Collected data entries
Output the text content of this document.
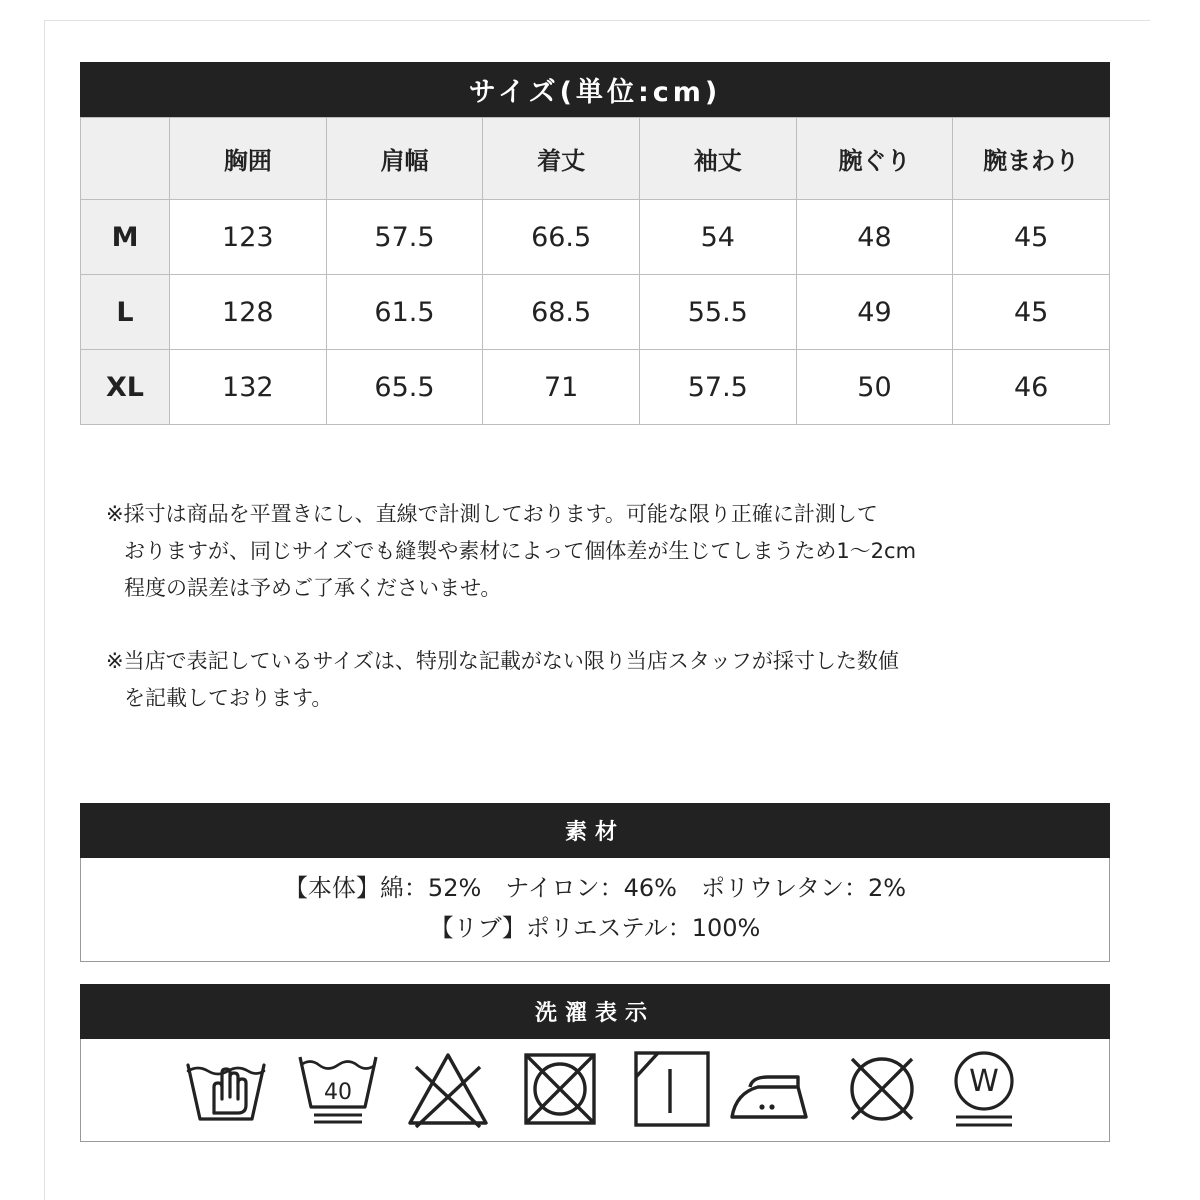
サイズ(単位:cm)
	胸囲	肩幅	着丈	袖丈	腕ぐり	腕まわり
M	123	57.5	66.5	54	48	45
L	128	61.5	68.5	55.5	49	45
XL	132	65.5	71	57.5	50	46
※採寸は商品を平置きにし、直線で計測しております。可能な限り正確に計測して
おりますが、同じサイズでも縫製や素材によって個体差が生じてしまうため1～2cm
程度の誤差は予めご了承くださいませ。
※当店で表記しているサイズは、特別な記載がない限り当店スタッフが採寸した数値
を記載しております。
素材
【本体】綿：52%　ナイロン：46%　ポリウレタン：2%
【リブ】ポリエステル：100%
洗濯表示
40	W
...
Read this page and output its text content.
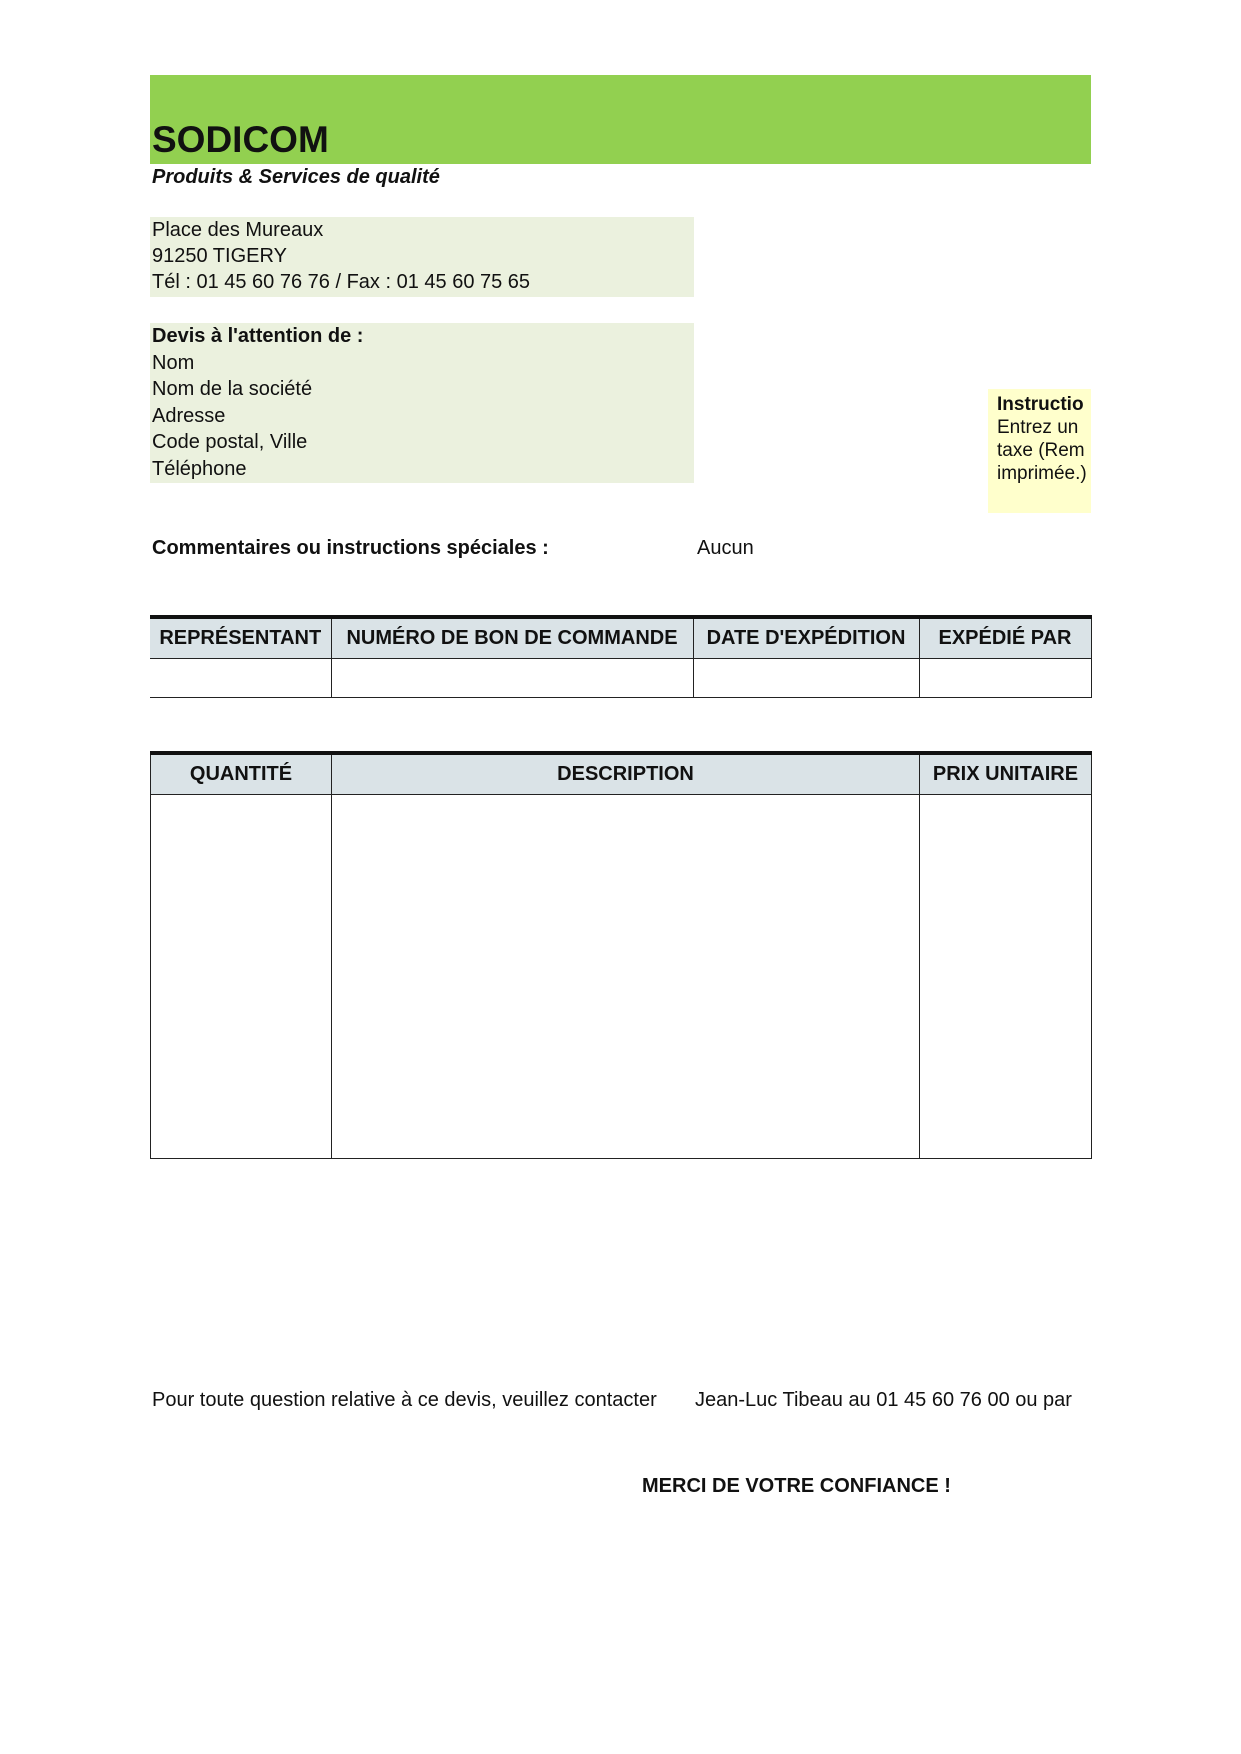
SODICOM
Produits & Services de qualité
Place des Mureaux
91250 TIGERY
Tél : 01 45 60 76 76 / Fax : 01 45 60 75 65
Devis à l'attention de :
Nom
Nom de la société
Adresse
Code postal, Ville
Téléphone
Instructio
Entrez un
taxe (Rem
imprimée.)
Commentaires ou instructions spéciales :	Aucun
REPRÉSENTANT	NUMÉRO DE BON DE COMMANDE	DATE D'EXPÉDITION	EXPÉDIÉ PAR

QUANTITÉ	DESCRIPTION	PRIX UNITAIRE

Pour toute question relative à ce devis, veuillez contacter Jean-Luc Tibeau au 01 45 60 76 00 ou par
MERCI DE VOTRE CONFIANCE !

**AIM OF THE EXERCISE**
In the material above, tally every line with the string "this" in it, then give that number alone.

**TASK OUTPUT**
2